* [DATA RECORDS]
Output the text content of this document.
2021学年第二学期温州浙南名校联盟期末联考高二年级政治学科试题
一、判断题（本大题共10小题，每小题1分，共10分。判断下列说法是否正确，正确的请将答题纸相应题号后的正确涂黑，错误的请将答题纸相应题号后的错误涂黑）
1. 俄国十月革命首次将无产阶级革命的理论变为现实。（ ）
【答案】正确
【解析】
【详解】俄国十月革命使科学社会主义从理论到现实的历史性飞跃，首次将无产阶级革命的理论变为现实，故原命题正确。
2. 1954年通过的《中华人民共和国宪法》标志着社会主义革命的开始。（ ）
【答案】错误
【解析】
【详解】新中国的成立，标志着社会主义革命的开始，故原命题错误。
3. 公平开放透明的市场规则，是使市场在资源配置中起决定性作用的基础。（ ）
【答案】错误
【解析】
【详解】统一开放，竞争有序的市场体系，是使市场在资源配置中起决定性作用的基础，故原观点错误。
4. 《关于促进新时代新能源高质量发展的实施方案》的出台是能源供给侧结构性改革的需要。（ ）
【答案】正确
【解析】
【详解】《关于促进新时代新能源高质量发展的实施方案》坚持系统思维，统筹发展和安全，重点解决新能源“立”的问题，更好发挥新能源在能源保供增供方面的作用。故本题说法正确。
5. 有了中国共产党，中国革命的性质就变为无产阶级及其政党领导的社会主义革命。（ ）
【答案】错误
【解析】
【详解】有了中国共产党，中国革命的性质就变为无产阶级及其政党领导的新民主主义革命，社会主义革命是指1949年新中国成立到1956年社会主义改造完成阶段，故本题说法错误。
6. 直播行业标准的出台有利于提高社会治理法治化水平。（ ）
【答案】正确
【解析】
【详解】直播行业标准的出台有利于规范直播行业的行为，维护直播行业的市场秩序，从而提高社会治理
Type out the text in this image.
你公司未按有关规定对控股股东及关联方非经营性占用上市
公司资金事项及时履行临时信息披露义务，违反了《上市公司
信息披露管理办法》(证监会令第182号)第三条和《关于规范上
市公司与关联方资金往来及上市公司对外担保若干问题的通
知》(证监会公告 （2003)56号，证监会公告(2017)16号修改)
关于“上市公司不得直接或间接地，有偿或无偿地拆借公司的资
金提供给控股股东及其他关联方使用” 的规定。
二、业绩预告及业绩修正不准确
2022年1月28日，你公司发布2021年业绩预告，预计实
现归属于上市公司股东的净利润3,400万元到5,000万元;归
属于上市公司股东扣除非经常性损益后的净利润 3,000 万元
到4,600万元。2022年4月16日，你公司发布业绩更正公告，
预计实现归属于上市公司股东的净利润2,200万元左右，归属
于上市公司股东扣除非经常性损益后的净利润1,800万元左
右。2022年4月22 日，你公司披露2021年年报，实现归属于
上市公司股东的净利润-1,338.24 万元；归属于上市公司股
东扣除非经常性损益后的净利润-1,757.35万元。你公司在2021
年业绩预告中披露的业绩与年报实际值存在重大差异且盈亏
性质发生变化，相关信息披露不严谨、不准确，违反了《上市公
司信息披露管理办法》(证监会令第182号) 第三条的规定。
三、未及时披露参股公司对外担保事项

* [WORK REQUIRED] Restate word for word the lines from the one holding "Type out the text in this image." to the end of the listing, both ends included, and nothing more.

* [CORRECT RESULT]
Type out the text in this image.
你公司未按有关规定对控股股东及关联方非经营性占用上市
公司资金事项及时履行临时信息披露义务，违反了《上市公司
信息披露管理办法》(证监会令第182号)第三条和《关于规范上
市公司与关联方资金往来及上市公司对外担保若干问题的通
知》(证监会公告 （2003)56号，证监会公告(2017)16号修改)
关于“上市公司不得直接或间接地，有偿或无偿地拆借公司的资
金提供给控股股东及其他关联方使用” 的规定。
二、业绩预告及业绩修正不准确
2022年1月28日，你公司发布2021年业绩预告，预计实
现归属于上市公司股东的净利润3,400万元到5,000万元;归
属于上市公司股东扣除非经常性损益后的净利润 3,000 万元
到4,600万元。2022年4月16日，你公司发布业绩更正公告，
预计实现归属于上市公司股东的净利润2,200万元左右，归属
于上市公司股东扣除非经常性损益后的净利润1,800万元左
右。2022年4月22 日，你公司披露2021年年报，实现归属于
上市公司股东的净利润-1,338.24 万元；归属于上市公司股
东扣除非经常性损益后的净利润-1,757.35万元。你公司在2021
年业绩预告中披露的业绩与年报实际值存在重大差异且盈亏
性质发生变化，相关信息披露不严谨、不准确，违反了《上市公
司信息披露管理办法》(证监会令第182号) 第三条的规定。
三、未及时披露参股公司对外担保事项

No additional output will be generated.